# Short task
Your task is to transcribe all of the records exactly and leave out the pictures.
-- START OF Extracted material --
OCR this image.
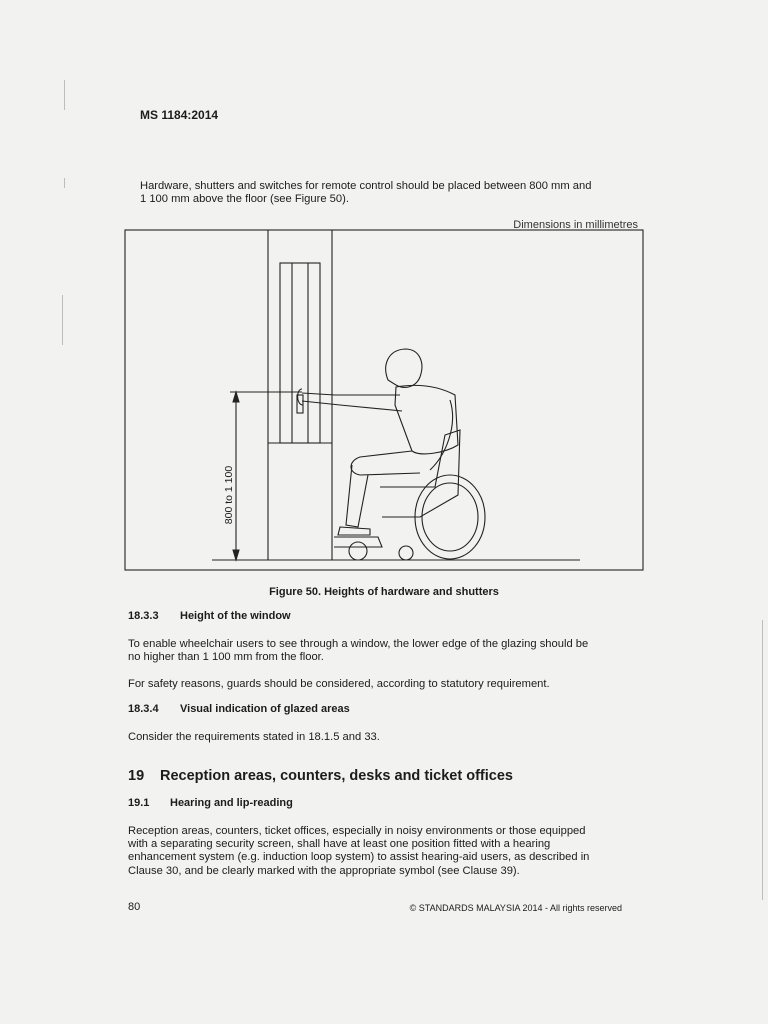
MS 1184:2014
Hardware, shutters and switches for remote control should be placed between 800 mm and
1 100 mm above the floor (see Figure 50).
Dimensions in millimetres
800 to 1 100
Figure 50. Heights of hardware and shutters
18.3.3 Height of the window
To enable wheelchair users to see through a window, the lower edge of the glazing should be
no higher than 1 100 mm from the floor.
For safety reasons, guards should be considered, according to statutory requirement.
18.3.4 Visual indication of glazed areas
Consider the requirements stated in 18.1.5 and 33.
19 Reception areas, counters, desks and ticket offices
19.1 Hearing and lip-reading
Reception areas, counters, ticket offices, especially in noisy environments or those equipped
with a separating security screen, shall have at least one position fitted with a hearing
enhancement system (e.g. induction loop system) to assist hearing-aid users, as described in
Clause 30, and be clearly marked with the appropriate symbol (see Clause 39).
80	© STANDARDS MALAYSIA 2014 - All rights reserved
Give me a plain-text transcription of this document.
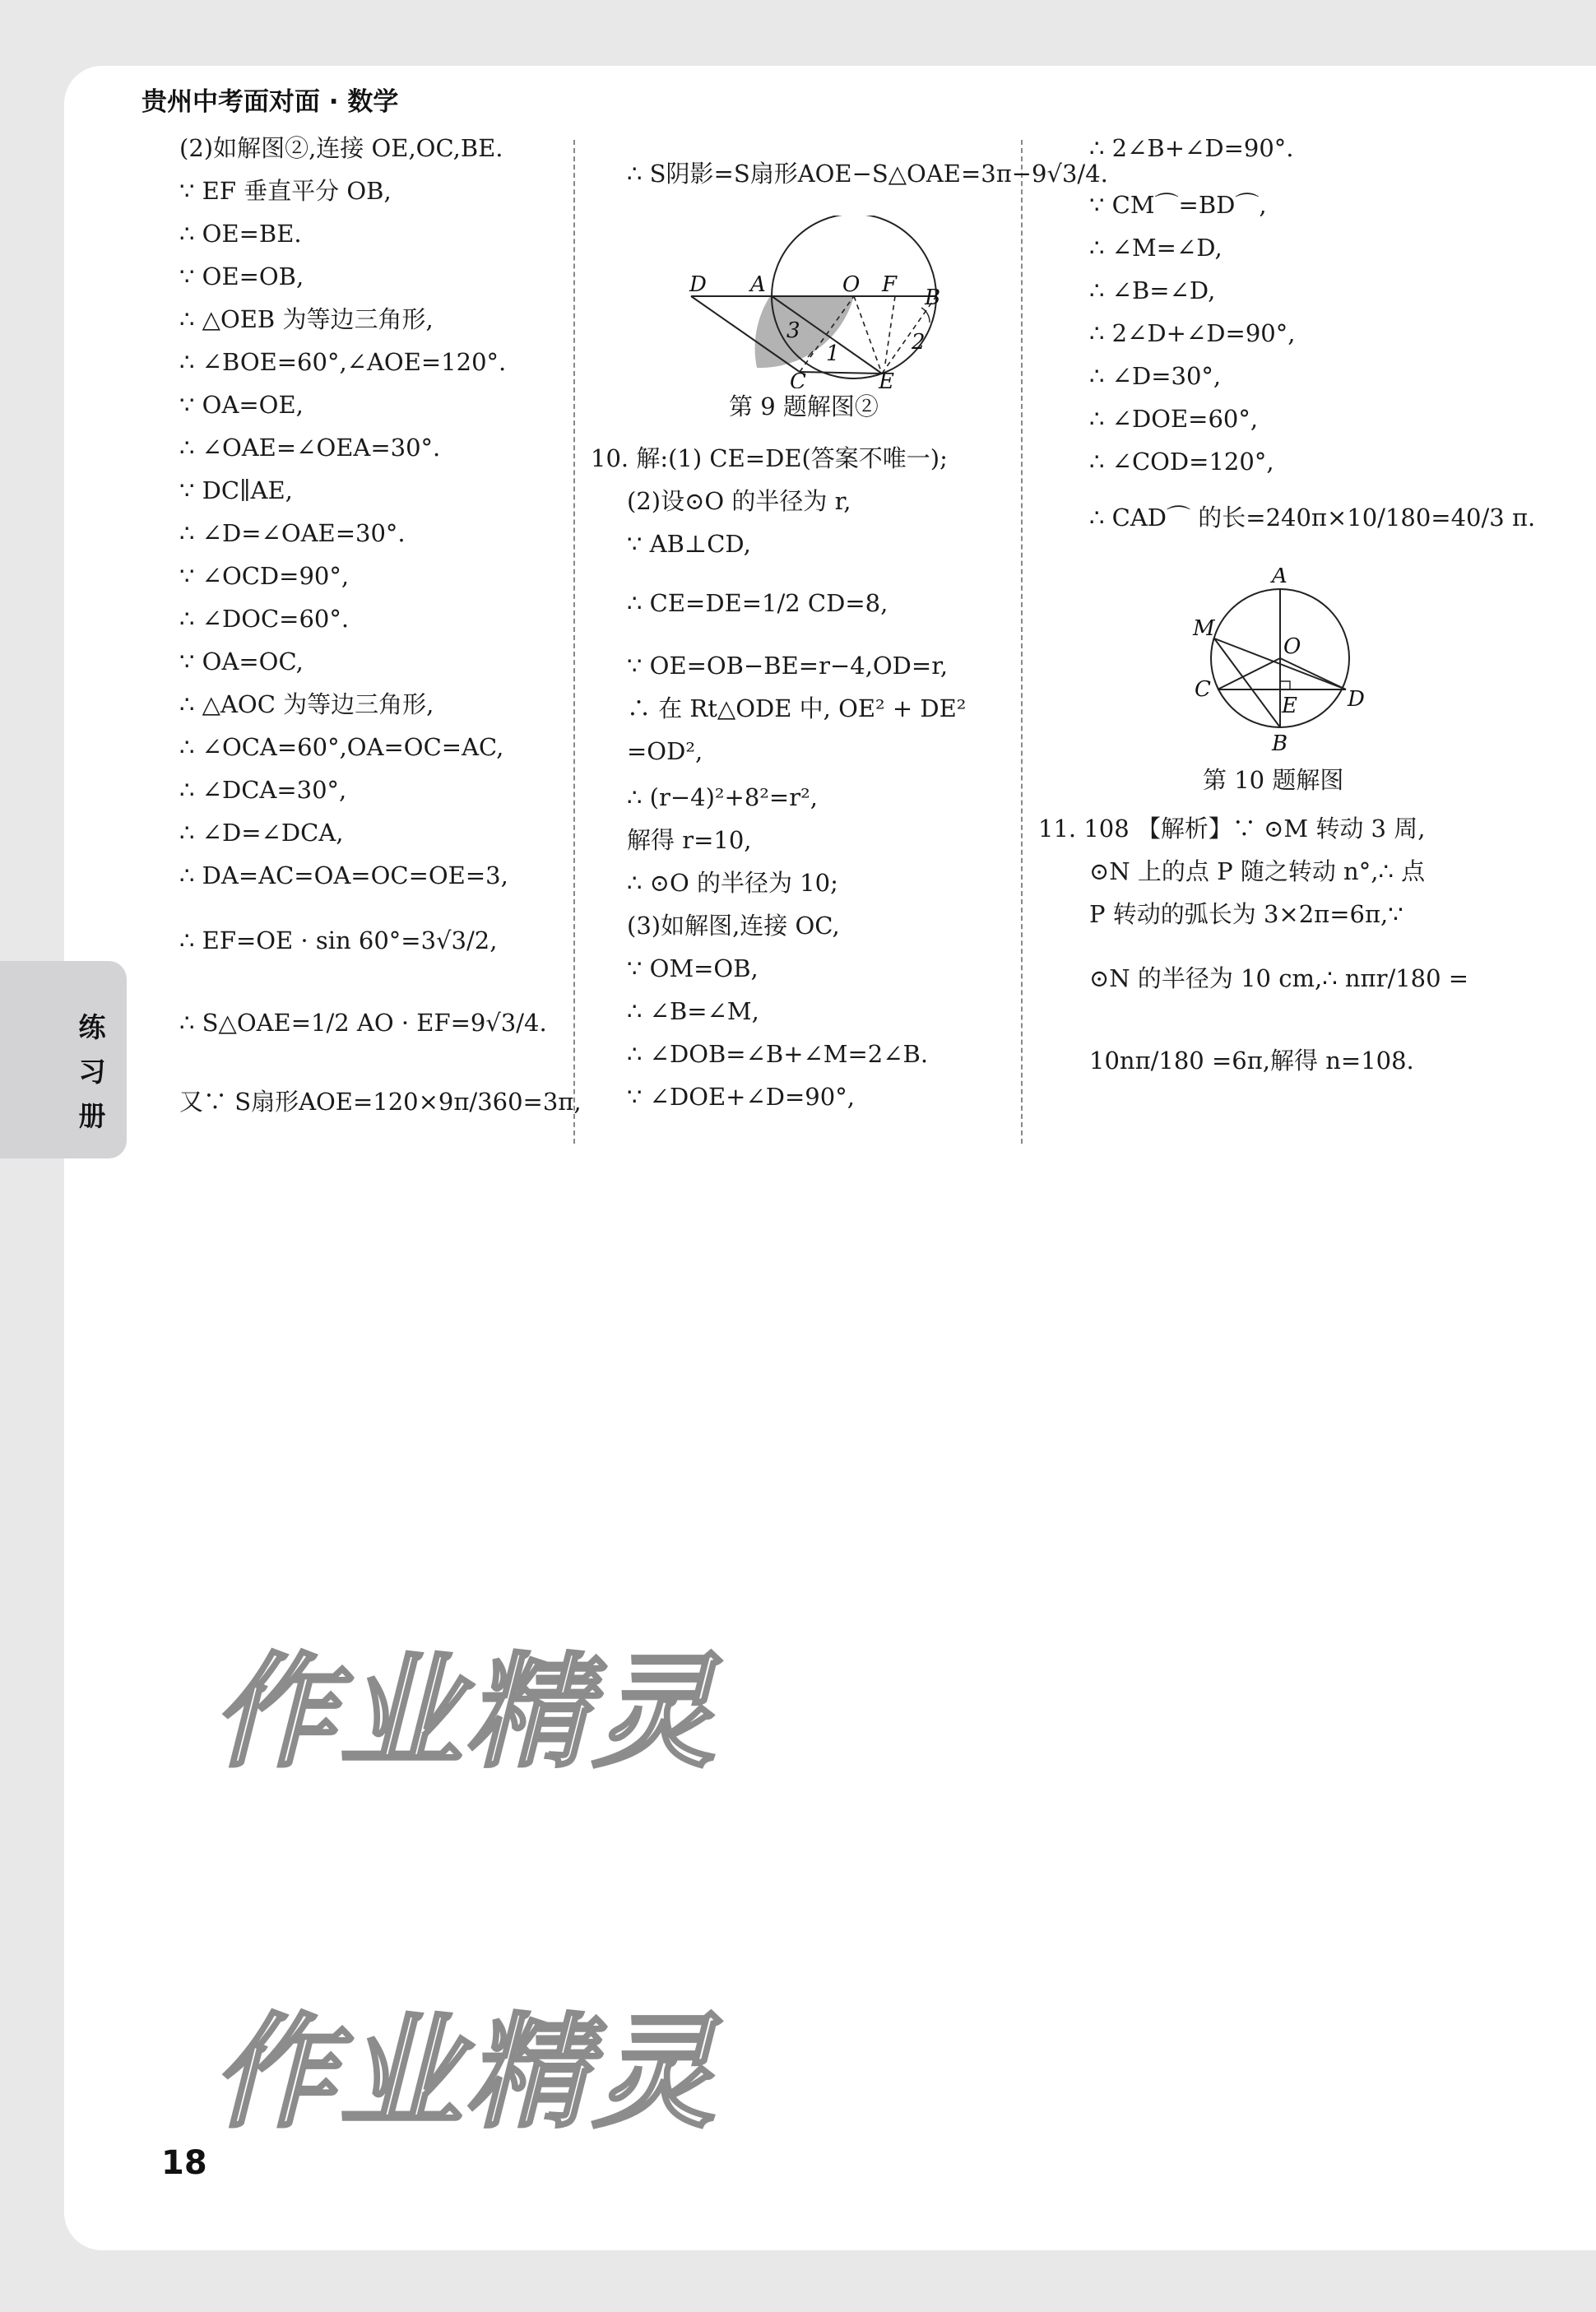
贵州中考面对面 · 数学
练
习
册
(2)如解图②,连接 OE,OC,BE.
∵ EF 垂直平分 OB,
∴ OE=BE.
∵ OE=OB,
∴ △OEB 为等边三角形,
∴ ∠BOE=60°,∠AOE=120°.
∵ OA=OE,
∴ ∠OAE=∠OEA=30°.
∵ DC∥AE,
∴ ∠D=∠OAE=30°.
∵ ∠OCD=90°,
∴ ∠DOC=60°.
∵ OA=OC,
∴ △AOC 为等边三角形,
∴ ∠OCA=60°,OA=OC=AC,
∴ ∠DCA=30°,
∴ ∠D=∠DCA,
∴ DA=AC=OA=OC=OE=3,
∴ EF=OE · sin 60°=3√3/2,
∴ S△OAE=1/2 AO · EF=9√3/4.
又∵ S扇形AOE=120×9π/360=3π,
∴ S阴影=S扇形AOE−S△OAE=3π−9√3/4.
10. 解:(1) CE=DE(答案不唯一);
(2)设⊙O 的半径为 r,
∵ AB⊥CD,
∴ CE=DE=1/2 CD=8,
∵ OE=OB−BE=r−4,OD=r,
∴ 在 Rt△ODE 中, OE² + DE²
=OD²,
∴ (r−4)²+8²=r²,
解得 r=10,
∴ ⊙O 的半径为 10;
(3)如解图,连接 OC,
∵ OM=OB,
∴ ∠B=∠M,
∴ ∠DOB=∠B+∠M=2∠B.
∵ ∠DOE+∠D=90°,
D A	O F
B
3
1	2
C	E
第 9 题解图②
∴ 2∠B+∠D=90°.
∵ CM⌒=BD⌒,
∴ ∠M=∠D,
∴ ∠B=∠D,
∴ 2∠D+∠D=90°,
∴ ∠D=30°,
∴ ∠DOE=60°,
∴ ∠COD=120°,
∴ CAD⌒ 的长=240π×10/180=40/3 π.
11. 108 【解析】∵ ⊙M 转动 3 周,
⊙N 上的点 P 随之转动 n°,∴ 点
P 转动的弧长为 3×2π=6π,∵
⊙N 的半径为 10 cm,∴ nπr/180 =
10nπ/180 =6π,解得 n=108.
A
M
O
C
E D
B
第 10 题解图
作业精灵
作业精灵
18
-- END OF Extracted material --
# Full output
OCR this image.
MS 1184:2014
Hardware, shutters and switches for remote control should be placed between 800 mm and
1 100 mm above the floor (see Figure 50).
Dimensions in millimetres
800 to 1 100
Figure 50. Heights of hardware and shutters
18.3.3 Height of the window
To enable wheelchair users to see through a window, the lower edge of the glazing should be
no higher than 1 100 mm from the floor.
For safety reasons, guards should be considered, according to statutory requirement.
18.3.4 Visual indication of glazed areas
Consider the requirements stated in 18.1.5 and 33.
19 Reception areas, counters, desks and ticket offices
19.1 Hearing and lip-reading
Reception areas, counters, ticket offices, especially in noisy environments or those equipped
with a separating security screen, shall have at least one position fitted with a hearing
enhancement system (e.g. induction loop system) to assist hearing-aid users, as described in
Clause 30, and be clearly marked with the appropriate symbol (see Clause 39).
80	© STANDARDS MALAYSIA 2014 - All rights reserved
Give me a plain-text transcription of this document.
贵州中考面对面 · 数学
练
习
册
(2)如解图②,连接 OE,OC,BE.
∵ EF 垂直平分 OB,
∴ OE=BE.
∵ OE=OB,
∴ △OEB 为等边三角形,
∴ ∠BOE=60°,∠AOE=120°.
∵ OA=OE,
∴ ∠OAE=∠OEA=30°.
∵ DC∥AE,
∴ ∠D=∠OAE=30°.
∵ ∠OCD=90°,
∴ ∠DOC=60°.
∵ OA=OC,
∴ △AOC 为等边三角形,
∴ ∠OCA=60°,OA=OC=AC,
∴ ∠DCA=30°,
∴ ∠D=∠DCA,
∴ DA=AC=OA=OC=OE=3,
∴ EF=OE · sin 60°=3√3/2,
∴ S△OAE=1/2 AO · EF=9√3/4.
又∵ S扇形AOE=120×9π/360=3π,
∴ S阴影=S扇形AOE−S△OAE=3π−9√3/4.
10. 解:(1) CE=DE(答案不唯一);
(2)设⊙O 的半径为 r,
∵ AB⊥CD,
∴ CE=DE=1/2 CD=8,
∵ OE=OB−BE=r−4,OD=r,
∴ 在 Rt△ODE 中, OE² + DE²
=OD²,
∴ (r−4)²+8²=r²,
解得 r=10,
∴ ⊙O 的半径为 10;
(3)如解图,连接 OC,
∵ OM=OB,
∴ ∠B=∠M,
∴ ∠DOB=∠B+∠M=2∠B.
∵ ∠DOE+∠D=90°,
D A	O F
B
3
1	2
C	E
第 9 题解图②
∴ 2∠B+∠D=90°.
∵ CM⌒=BD⌒,
∴ ∠M=∠D,
∴ ∠B=∠D,
∴ 2∠D+∠D=90°,
∴ ∠D=30°,
∴ ∠DOE=60°,
∴ ∠COD=120°,
∴ CAD⌒ 的长=240π×10/180=40/3 π.
11. 108 【解析】∵ ⊙M 转动 3 周,
⊙N 上的点 P 随之转动 n°,∴ 点
P 转动的弧长为 3×2π=6π,∵
⊙N 的半径为 10 cm,∴ nπr/180 =
10nπ/180 =6π,解得 n=108.
A
M
O
C
E D
B
第 10 题解图
作业精灵
作业精灵
18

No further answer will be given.